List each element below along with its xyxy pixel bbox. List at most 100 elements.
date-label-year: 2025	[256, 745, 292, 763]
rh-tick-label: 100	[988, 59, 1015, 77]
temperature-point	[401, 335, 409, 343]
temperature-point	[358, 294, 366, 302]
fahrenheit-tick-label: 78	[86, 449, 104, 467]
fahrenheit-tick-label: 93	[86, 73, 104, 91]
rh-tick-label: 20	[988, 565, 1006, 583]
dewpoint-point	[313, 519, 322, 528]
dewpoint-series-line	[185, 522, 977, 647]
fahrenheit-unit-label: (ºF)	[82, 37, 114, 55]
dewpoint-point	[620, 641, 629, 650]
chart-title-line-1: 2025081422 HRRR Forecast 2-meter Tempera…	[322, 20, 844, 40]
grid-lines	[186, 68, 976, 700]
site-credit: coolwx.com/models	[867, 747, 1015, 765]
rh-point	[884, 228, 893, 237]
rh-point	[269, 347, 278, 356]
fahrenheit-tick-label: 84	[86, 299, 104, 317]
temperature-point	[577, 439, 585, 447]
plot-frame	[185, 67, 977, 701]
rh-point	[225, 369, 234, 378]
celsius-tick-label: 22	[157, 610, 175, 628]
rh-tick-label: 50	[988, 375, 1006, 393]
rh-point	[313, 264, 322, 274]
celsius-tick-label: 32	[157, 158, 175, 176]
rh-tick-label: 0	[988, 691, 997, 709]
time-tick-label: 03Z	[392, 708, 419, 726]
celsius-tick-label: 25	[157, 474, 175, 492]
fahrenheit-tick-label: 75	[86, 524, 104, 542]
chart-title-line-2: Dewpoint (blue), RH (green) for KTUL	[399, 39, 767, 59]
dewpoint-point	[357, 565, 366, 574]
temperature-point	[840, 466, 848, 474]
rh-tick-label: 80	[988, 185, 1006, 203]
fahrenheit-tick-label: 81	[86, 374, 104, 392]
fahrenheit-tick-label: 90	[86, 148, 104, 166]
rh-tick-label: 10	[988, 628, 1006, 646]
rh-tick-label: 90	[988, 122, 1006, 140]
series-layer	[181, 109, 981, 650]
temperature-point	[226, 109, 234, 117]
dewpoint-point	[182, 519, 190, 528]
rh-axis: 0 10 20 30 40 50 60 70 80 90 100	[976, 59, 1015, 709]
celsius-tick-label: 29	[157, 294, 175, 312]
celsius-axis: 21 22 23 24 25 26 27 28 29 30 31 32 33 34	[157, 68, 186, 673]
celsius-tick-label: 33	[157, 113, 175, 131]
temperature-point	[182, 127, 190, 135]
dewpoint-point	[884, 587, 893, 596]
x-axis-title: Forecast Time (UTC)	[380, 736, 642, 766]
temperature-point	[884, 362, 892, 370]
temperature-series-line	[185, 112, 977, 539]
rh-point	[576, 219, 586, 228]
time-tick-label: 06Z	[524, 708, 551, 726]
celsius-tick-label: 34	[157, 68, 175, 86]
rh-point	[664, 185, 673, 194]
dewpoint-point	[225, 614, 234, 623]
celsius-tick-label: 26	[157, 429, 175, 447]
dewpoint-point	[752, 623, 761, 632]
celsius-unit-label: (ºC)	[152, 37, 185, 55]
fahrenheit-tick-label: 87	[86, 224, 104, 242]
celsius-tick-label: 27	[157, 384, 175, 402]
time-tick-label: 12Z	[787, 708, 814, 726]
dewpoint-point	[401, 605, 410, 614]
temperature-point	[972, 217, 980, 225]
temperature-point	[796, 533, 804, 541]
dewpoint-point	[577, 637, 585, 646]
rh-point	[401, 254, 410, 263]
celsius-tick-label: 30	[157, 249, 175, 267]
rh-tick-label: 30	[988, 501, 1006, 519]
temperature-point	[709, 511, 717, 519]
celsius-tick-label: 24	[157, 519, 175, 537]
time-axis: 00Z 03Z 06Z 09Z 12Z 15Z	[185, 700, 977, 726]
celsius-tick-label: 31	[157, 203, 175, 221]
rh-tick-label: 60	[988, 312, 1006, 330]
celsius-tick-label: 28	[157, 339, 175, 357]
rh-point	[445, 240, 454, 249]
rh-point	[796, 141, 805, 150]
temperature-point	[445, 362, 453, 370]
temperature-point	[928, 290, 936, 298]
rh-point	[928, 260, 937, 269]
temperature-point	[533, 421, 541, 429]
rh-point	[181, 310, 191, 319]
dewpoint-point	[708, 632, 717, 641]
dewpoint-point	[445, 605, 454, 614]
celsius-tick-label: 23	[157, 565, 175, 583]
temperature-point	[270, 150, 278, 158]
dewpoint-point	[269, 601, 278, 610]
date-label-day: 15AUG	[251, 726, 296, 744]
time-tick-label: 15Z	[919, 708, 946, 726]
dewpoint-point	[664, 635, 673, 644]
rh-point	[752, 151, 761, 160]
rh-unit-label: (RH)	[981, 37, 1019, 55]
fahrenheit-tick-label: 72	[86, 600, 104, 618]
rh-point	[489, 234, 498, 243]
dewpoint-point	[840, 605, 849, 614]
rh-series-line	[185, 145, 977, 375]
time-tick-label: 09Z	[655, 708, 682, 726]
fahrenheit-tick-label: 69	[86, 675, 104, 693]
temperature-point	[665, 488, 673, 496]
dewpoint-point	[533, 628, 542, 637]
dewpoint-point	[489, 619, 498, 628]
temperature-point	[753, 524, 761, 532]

> [WRITTEN EXERCISE]: Please count the lines above that contain the string "series". Case counts, so reply with only that number.

> [TASK OUTPUT]: 4